[Figure dataset records]
>> Begin
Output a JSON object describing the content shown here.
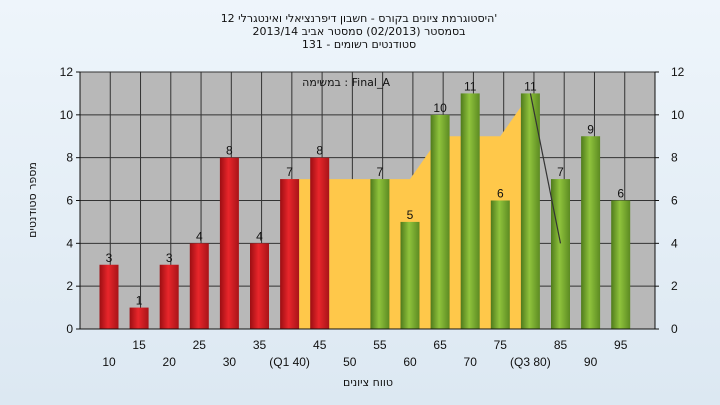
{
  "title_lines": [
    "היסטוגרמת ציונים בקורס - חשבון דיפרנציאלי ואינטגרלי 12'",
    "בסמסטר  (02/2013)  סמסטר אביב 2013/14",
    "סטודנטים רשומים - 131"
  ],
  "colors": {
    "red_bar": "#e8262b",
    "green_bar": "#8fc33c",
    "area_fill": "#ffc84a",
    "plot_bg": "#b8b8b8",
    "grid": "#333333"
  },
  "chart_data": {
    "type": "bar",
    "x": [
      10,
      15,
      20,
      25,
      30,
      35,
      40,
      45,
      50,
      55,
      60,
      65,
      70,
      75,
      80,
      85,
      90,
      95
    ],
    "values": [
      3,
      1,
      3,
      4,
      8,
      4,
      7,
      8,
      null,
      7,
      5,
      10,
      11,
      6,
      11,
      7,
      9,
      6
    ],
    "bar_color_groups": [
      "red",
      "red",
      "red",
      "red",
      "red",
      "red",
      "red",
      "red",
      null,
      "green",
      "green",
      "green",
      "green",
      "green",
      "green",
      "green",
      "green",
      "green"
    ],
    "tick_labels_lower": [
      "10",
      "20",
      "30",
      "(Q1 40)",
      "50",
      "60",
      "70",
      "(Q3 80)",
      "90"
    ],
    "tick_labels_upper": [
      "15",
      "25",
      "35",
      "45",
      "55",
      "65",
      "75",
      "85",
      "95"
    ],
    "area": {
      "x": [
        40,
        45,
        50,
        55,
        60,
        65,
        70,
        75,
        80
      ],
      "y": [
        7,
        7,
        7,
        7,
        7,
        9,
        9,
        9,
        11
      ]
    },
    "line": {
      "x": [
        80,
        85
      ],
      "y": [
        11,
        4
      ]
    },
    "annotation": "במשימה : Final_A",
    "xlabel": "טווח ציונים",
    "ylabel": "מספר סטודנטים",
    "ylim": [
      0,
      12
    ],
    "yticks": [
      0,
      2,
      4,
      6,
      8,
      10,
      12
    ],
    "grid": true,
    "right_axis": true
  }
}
>> End
>> Begin
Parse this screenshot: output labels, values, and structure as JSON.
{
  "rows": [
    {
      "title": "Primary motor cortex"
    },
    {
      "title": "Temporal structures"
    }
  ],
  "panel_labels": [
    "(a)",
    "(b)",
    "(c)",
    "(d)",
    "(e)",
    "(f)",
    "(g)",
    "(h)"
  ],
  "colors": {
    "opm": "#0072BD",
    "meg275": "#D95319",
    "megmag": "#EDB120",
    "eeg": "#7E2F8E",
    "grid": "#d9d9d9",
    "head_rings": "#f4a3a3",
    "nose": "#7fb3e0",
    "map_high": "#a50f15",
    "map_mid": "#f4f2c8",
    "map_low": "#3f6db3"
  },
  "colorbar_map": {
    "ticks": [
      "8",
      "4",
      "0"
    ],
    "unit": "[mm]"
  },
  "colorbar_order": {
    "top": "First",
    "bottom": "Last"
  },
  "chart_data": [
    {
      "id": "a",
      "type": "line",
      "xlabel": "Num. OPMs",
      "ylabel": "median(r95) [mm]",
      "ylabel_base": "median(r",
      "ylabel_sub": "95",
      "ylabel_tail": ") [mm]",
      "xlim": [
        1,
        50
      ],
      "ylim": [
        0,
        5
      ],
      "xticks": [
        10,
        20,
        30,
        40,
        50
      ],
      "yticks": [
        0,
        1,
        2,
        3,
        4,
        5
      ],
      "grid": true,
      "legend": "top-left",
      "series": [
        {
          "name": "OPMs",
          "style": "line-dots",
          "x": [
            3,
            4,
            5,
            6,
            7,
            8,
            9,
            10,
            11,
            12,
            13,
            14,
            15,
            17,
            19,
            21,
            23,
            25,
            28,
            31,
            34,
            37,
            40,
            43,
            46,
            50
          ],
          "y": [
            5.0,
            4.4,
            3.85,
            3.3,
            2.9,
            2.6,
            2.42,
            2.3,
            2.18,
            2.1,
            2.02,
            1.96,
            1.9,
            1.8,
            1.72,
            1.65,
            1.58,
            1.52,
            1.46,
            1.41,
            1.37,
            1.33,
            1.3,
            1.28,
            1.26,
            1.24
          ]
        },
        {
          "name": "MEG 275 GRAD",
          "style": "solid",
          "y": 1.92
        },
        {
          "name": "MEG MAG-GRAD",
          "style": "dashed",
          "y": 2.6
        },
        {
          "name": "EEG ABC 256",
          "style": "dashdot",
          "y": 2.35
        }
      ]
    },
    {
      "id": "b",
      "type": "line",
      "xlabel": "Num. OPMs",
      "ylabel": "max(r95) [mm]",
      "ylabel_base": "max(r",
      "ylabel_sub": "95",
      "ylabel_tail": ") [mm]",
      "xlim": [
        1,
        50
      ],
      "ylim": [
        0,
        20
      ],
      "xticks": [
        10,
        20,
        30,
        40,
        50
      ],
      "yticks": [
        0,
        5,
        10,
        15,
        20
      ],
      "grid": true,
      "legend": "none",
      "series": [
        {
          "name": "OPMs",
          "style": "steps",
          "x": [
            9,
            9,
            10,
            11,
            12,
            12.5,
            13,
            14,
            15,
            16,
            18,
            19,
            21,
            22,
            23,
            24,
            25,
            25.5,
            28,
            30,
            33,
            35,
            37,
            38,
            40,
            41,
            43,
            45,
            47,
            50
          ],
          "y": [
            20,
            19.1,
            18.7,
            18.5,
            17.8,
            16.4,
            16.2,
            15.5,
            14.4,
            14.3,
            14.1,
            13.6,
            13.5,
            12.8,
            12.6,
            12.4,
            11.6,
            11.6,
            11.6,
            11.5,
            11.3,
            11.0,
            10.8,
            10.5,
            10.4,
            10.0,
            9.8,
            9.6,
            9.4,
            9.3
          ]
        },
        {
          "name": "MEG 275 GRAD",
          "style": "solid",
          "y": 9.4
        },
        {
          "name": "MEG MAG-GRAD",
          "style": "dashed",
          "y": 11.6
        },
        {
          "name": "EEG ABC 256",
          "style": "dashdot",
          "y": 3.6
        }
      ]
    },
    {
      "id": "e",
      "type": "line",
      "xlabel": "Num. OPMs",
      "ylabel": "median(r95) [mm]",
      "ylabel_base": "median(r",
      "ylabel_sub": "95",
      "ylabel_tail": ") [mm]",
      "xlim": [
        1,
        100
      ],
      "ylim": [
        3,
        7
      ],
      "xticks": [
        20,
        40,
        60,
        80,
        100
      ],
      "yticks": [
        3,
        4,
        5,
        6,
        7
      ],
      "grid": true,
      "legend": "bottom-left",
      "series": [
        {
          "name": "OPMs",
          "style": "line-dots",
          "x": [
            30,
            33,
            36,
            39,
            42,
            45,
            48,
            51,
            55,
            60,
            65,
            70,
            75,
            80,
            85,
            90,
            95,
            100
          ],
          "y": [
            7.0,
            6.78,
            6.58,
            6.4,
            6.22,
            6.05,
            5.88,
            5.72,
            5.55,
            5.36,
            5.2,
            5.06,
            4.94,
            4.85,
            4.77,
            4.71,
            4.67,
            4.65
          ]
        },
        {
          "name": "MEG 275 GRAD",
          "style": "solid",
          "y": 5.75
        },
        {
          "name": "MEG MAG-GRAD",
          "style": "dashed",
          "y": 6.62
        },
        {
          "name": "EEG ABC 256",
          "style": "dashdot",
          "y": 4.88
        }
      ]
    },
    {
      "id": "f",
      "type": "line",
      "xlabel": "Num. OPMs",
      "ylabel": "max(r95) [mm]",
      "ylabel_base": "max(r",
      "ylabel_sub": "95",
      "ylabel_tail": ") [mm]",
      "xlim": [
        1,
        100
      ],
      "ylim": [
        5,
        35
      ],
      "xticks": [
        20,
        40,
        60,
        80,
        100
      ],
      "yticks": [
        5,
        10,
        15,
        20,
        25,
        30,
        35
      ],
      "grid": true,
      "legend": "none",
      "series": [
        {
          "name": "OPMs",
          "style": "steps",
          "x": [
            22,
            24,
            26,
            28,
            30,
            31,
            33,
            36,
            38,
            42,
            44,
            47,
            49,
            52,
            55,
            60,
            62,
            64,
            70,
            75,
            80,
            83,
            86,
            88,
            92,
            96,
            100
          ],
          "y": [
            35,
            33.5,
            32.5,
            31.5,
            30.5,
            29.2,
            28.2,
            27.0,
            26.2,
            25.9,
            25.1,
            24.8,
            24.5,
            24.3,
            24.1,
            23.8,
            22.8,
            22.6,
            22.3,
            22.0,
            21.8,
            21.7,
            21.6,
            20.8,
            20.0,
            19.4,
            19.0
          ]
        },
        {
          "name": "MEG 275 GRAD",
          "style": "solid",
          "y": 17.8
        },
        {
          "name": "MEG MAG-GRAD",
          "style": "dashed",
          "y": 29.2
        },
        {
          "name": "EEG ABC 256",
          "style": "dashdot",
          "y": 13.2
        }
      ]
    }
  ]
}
>> End
WHAT NEEDS TO BE DONE
Provide only the number of lines in the entries that hold the word "ציונים".

OUTPUT OF THE TASK
2